[Figure collection entries]
--- start ---

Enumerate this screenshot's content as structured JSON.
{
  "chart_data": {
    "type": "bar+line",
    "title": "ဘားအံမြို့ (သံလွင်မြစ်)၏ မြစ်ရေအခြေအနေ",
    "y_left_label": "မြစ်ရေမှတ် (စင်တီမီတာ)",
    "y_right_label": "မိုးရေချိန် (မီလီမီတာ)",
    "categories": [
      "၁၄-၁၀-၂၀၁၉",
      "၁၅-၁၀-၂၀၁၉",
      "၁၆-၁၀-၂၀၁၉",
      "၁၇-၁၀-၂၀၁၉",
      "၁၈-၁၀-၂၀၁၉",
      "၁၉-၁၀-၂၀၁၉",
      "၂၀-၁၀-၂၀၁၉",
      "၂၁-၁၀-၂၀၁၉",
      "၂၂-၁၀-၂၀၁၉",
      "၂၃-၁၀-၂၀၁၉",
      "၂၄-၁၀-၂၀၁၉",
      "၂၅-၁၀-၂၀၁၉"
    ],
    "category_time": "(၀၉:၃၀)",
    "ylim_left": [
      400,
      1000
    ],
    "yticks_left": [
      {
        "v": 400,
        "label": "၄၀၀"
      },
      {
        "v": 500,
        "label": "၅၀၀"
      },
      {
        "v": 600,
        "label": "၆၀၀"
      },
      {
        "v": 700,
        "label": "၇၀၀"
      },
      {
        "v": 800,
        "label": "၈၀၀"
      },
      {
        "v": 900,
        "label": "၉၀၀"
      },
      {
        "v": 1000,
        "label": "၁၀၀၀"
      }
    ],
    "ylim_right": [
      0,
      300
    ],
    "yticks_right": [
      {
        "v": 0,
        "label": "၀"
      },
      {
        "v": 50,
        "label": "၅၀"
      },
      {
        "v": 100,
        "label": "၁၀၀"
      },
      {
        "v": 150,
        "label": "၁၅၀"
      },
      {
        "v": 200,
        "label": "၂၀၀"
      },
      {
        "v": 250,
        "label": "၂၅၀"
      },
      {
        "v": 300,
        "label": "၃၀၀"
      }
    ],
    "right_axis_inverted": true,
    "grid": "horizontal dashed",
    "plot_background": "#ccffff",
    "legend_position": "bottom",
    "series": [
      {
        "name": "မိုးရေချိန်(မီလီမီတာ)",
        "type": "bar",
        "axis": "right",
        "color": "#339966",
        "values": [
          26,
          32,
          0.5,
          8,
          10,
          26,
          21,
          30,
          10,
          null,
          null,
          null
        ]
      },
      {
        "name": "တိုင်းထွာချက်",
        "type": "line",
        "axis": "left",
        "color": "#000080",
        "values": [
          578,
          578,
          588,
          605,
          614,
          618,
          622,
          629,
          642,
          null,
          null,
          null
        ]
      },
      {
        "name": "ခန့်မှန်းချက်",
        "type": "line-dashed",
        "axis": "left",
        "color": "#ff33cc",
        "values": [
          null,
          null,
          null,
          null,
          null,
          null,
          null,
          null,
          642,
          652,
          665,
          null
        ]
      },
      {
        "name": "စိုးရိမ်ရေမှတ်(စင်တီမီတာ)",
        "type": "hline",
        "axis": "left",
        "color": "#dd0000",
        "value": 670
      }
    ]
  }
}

--- end ---

#### Directive
Repeat every line of the records above exactly.

#### Output
Enumerate this screenshot's content as structured JSON.
{
  "chart_data": {
    "type": "bar+line",
    "title": "ဘားအံမြို့ (သံလွင်မြစ်)၏ မြစ်ရေအခြေအနေ",
    "y_left_label": "မြစ်ရေမှတ် (စင်တီမီတာ)",
    "y_right_label": "မိုးရေချိန် (မီလီမီတာ)",
    "categories": [
      "၁၄-၁၀-၂၀၁၉",
      "၁၅-၁၀-၂၀၁၉",
      "၁၆-၁၀-၂၀၁၉",
      "၁၇-၁၀-၂၀၁၉",
      "၁၈-၁၀-၂၀၁၉",
      "၁၉-၁၀-၂၀၁၉",
      "၂၀-၁၀-၂၀၁၉",
      "၂၁-၁၀-၂၀၁၉",
      "၂၂-၁၀-၂၀၁၉",
      "၂၃-၁၀-၂၀၁၉",
      "၂၄-၁၀-၂၀၁၉",
      "၂၅-၁၀-၂၀၁၉"
    ],
    "category_time": "(၀၉:၃၀)",
    "ylim_left": [
      400,
      1000
    ],
    "yticks_left": [
      {
        "v": 400,
        "label": "၄၀၀"
      },
      {
        "v": 500,
        "label": "၅၀၀"
      },
      {
        "v": 600,
        "label": "၆၀၀"
      },
      {
        "v": 700,
        "label": "၇၀၀"
      },
      {
        "v": 800,
        "label": "၈၀၀"
      },
      {
        "v": 900,
        "label": "၉၀၀"
      },
      {
        "v": 1000,
        "label": "၁၀၀၀"
      }
    ],
    "ylim_right": [
      0,
      300
    ],
    "yticks_right": [
      {
        "v": 0,
        "label": "၀"
      },
      {
        "v": 50,
        "label": "၅၀"
      },
      {
        "v": 100,
        "label": "၁၀၀"
      },
      {
        "v": 150,
        "label": "၁၅၀"
      },
      {
        "v": 200,
        "label": "၂၀၀"
      },
      {
        "v": 250,
        "label": "၂၅၀"
      },
      {
        "v": 300,
        "label": "၃၀၀"
      }
    ],
    "right_axis_inverted": true,
    "grid": "horizontal dashed",
    "plot_background": "#ccffff",
    "legend_position": "bottom",
    "series": [
      {
        "name": "မိုးရေချိန်(မီလီမီတာ)",
        "type": "bar",
        "axis": "right",
        "color": "#339966",
        "values": [
          26,
          32,
          0.5,
          8,
          10,
          26,
          21,
          30,
          10,
          null,
          null,
          null
        ]
      },
      {
        "name": "တိုင်းထွာချက်",
        "type": "line",
        "axis": "left",
        "color": "#000080",
        "values": [
          578,
          578,
          588,
          605,
          614,
          618,
          622,
          629,
          642,
          null,
          null,
          null
        ]
      },
      {
        "name": "ခန့်မှန်းချက်",
        "type": "line-dashed",
        "axis": "left",
        "color": "#ff33cc",
        "values": [
          null,
          null,
          null,
          null,
          null,
          null,
          null,
          null,
          642,
          652,
          665,
          null
        ]
      },
      {
        "name": "စိုးရိမ်ရေမှတ်(စင်တီမီတာ)",
        "type": "hline",
        "axis": "left",
        "color": "#dd0000",
        "value": 670
      }
    ]
  }
}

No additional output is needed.